• **What is required**: Verbatim output of all the material below is required.

[Records excerpted from a collection]
BEGIN

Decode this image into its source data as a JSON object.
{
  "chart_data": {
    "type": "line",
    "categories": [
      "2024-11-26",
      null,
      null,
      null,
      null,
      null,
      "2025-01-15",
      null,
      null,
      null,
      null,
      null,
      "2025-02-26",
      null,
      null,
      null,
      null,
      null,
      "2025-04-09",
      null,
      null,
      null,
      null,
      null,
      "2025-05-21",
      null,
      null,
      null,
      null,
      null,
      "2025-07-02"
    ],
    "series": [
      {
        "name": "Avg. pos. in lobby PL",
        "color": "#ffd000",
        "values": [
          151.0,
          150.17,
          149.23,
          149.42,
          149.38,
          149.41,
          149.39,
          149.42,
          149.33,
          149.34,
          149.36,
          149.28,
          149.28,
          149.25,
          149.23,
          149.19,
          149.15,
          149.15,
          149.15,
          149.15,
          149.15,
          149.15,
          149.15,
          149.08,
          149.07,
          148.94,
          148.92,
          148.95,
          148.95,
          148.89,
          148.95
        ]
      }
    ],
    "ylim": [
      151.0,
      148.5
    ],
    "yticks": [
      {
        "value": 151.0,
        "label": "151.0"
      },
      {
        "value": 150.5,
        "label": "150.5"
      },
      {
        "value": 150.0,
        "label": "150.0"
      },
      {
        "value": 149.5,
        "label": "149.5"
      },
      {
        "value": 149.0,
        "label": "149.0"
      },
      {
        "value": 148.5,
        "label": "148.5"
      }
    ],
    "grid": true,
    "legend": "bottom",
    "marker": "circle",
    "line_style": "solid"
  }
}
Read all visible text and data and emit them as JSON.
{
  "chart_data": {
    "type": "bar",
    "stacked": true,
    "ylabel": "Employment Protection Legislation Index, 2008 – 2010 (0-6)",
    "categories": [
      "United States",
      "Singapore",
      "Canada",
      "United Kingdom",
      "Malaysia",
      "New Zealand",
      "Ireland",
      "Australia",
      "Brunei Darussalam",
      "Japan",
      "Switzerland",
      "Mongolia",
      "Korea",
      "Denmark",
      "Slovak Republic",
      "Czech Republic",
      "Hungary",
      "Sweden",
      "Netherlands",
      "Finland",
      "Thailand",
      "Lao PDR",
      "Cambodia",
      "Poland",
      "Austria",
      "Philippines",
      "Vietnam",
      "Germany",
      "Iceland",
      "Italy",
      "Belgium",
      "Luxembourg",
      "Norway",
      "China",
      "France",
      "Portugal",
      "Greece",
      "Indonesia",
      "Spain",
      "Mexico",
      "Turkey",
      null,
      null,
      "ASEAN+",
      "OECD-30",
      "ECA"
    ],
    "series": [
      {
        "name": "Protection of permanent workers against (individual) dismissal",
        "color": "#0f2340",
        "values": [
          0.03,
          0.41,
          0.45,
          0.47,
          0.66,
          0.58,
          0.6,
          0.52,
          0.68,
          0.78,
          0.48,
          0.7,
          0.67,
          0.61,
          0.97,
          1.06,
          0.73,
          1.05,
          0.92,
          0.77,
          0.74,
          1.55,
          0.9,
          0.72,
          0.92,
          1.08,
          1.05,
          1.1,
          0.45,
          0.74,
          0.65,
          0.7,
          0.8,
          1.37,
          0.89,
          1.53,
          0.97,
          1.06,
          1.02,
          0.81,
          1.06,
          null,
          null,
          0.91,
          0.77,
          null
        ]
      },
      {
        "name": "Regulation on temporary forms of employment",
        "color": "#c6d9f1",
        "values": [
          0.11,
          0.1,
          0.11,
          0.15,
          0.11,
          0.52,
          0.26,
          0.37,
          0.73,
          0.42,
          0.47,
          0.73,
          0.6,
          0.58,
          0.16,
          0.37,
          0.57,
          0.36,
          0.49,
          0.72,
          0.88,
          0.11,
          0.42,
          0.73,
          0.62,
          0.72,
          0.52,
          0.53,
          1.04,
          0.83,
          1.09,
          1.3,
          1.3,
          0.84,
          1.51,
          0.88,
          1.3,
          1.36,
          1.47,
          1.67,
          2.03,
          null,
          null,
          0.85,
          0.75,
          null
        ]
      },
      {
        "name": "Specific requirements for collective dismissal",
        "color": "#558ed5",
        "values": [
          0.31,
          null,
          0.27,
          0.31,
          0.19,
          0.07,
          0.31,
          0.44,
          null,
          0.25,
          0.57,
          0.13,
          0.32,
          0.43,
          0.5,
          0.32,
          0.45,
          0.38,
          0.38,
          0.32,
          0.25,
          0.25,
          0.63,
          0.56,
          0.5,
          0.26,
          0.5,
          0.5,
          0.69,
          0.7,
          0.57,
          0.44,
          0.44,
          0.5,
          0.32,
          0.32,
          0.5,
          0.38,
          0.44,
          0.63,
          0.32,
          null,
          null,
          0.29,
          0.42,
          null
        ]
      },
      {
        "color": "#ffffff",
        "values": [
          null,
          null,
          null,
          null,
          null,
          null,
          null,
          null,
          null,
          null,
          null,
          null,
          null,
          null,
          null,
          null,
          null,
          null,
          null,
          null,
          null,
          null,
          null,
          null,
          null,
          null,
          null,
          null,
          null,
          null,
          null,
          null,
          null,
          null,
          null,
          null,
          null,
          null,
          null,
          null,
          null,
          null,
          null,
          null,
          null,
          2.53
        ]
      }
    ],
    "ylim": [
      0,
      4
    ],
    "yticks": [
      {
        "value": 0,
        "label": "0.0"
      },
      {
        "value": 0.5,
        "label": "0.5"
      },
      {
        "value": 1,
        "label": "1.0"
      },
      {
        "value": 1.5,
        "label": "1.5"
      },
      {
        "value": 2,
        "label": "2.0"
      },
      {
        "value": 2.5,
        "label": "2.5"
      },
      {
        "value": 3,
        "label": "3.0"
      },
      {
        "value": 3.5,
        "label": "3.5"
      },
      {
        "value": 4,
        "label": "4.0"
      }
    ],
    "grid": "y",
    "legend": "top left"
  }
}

END

• **Final result**:
Decode this image into its source data as a JSON object.
{
  "chart_data": {
    "type": "line",
    "categories": [
      "2024-11-26",
      null,
      null,
      null,
      null,
      null,
      "2025-01-15",
      null,
      null,
      null,
      null,
      null,
      "2025-02-26",
      null,
      null,
      null,
      null,
      null,
      "2025-04-09",
      null,
      null,
      null,
      null,
      null,
      "2025-05-21",
      null,
      null,
      null,
      null,
      null,
      "2025-07-02"
    ],
    "series": [
      {
        "name": "Avg. pos. in lobby PL",
        "color": "#ffd000",
        "values": [
          151.0,
          150.17,
          149.23,
          149.42,
          149.38,
          149.41,
          149.39,
          149.42,
          149.33,
          149.34,
          149.36,
          149.28,
          149.28,
          149.25,
          149.23,
          149.19,
          149.15,
          149.15,
          149.15,
          149.15,
          149.15,
          149.15,
          149.15,
          149.08,
          149.07,
          148.94,
          148.92,
          148.95,
          148.95,
          148.89,
          148.95
        ]
      }
    ],
    "ylim": [
      151.0,
      148.5
    ],
    "yticks": [
      {
        "value": 151.0,
        "label": "151.0"
      },
      {
        "value": 150.5,
        "label": "150.5"
      },
      {
        "value": 150.0,
        "label": "150.0"
      },
      {
        "value": 149.5,
        "label": "149.5"
      },
      {
        "value": 149.0,
        "label": "149.0"
      },
      {
        "value": 148.5,
        "label": "148.5"
      }
    ],
    "grid": true,
    "legend": "bottom",
    "marker": "circle",
    "line_style": "solid"
  }
}
Read all visible text and data and emit them as JSON.
{
  "chart_data": {
    "type": "bar",
    "stacked": true,
    "ylabel": "Employment Protection Legislation Index, 2008 – 2010 (0-6)",
    "categories": [
      "United States",
      "Singapore",
      "Canada",
      "United Kingdom",
      "Malaysia",
      "New Zealand",
      "Ireland",
      "Australia",
      "Brunei Darussalam",
      "Japan",
      "Switzerland",
      "Mongolia",
      "Korea",
      "Denmark",
      "Slovak Republic",
      "Czech Republic",
      "Hungary",
      "Sweden",
      "Netherlands",
      "Finland",
      "Thailand",
      "Lao PDR",
      "Cambodia",
      "Poland",
      "Austria",
      "Philippines",
      "Vietnam",
      "Germany",
      "Iceland",
      "Italy",
      "Belgium",
      "Luxembourg",
      "Norway",
      "China",
      "France",
      "Portugal",
      "Greece",
      "Indonesia",
      "Spain",
      "Mexico",
      "Turkey",
      null,
      null,
      "ASEAN+",
      "OECD-30",
      "ECA"
    ],
    "series": [
      {
        "name": "Protection of permanent workers against (individual) dismissal",
        "color": "#0f2340",
        "values": [
          0.03,
          0.41,
          0.45,
          0.47,
          0.66,
          0.58,
          0.6,
          0.52,
          0.68,
          0.78,
          0.48,
          0.7,
          0.67,
          0.61,
          0.97,
          1.06,
          0.73,
          1.05,
          0.92,
          0.77,
          0.74,
          1.55,
          0.9,
          0.72,
          0.92,
          1.08,
          1.05,
          1.1,
          0.45,
          0.74,
          0.65,
          0.7,
          0.8,
          1.37,
          0.89,
          1.53,
          0.97,
          1.06,
          1.02,
          0.81,
          1.06,
          null,
          null,
          0.91,
          0.77,
          null
        ]
      },
      {
        "name": "Regulation on temporary forms of employment",
        "color": "#c6d9f1",
        "values": [
          0.11,
          0.1,
          0.11,
          0.15,
          0.11,
          0.52,
          0.26,
          0.37,
          0.73,
          0.42,
          0.47,
          0.73,
          0.6,
          0.58,
          0.16,
          0.37,
          0.57,
          0.36,
          0.49,
          0.72,
          0.88,
          0.11,
          0.42,
          0.73,
          0.62,
          0.72,
          0.52,
          0.53,
          1.04,
          0.83,
          1.09,
          1.3,
          1.3,
          0.84,
          1.51,
          0.88,
          1.3,
          1.36,
          1.47,
          1.67,
          2.03,
          null,
          null,
          0.85,
          0.75,
          null
        ]
      },
      {
        "name": "Specific requirements for collective dismissal",
        "color": "#558ed5",
        "values": [
          0.31,
          null,
          0.27,
          0.31,
          0.19,
          0.07,
          0.31,
          0.44,
          null,
          0.25,
          0.57,
          0.13,
          0.32,
          0.43,
          0.5,
          0.32,
          0.45,
          0.38,
          0.38,
          0.32,
          0.25,
          0.25,
          0.63,
          0.56,
          0.5,
          0.26,
          0.5,
          0.5,
          0.69,
          0.7,
          0.57,
          0.44,
          0.44,
          0.5,
          0.32,
          0.32,
          0.5,
          0.38,
          0.44,
          0.63,
          0.32,
          null,
          null,
          0.29,
          0.42,
          null
        ]
      },
      {
        "color": "#ffffff",
        "values": [
          null,
          null,
          null,
          null,
          null,
          null,
          null,
          null,
          null,
          null,
          null,
          null,
          null,
          null,
          null,
          null,
          null,
          null,
          null,
          null,
          null,
          null,
          null,
          null,
          null,
          null,
          null,
          null,
          null,
          null,
          null,
          null,
          null,
          null,
          null,
          null,
          null,
          null,
          null,
          null,
          null,
          null,
          null,
          null,
          null,
          2.53
        ]
      }
    ],
    "ylim": [
      0,
      4
    ],
    "yticks": [
      {
        "value": 0,
        "label": "0.0"
      },
      {
        "value": 0.5,
        "label": "0.5"
      },
      {
        "value": 1,
        "label": "1.0"
      },
      {
        "value": 1.5,
        "label": "1.5"
      },
      {
        "value": 2,
        "label": "2.0"
      },
      {
        "value": 2.5,
        "label": "2.5"
      },
      {
        "value": 3,
        "label": "3.0"
      },
      {
        "value": 3.5,
        "label": "3.5"
      },
      {
        "value": 4,
        "label": "4.0"
      }
    ],
    "grid": "y",
    "legend": "top left"
  }
}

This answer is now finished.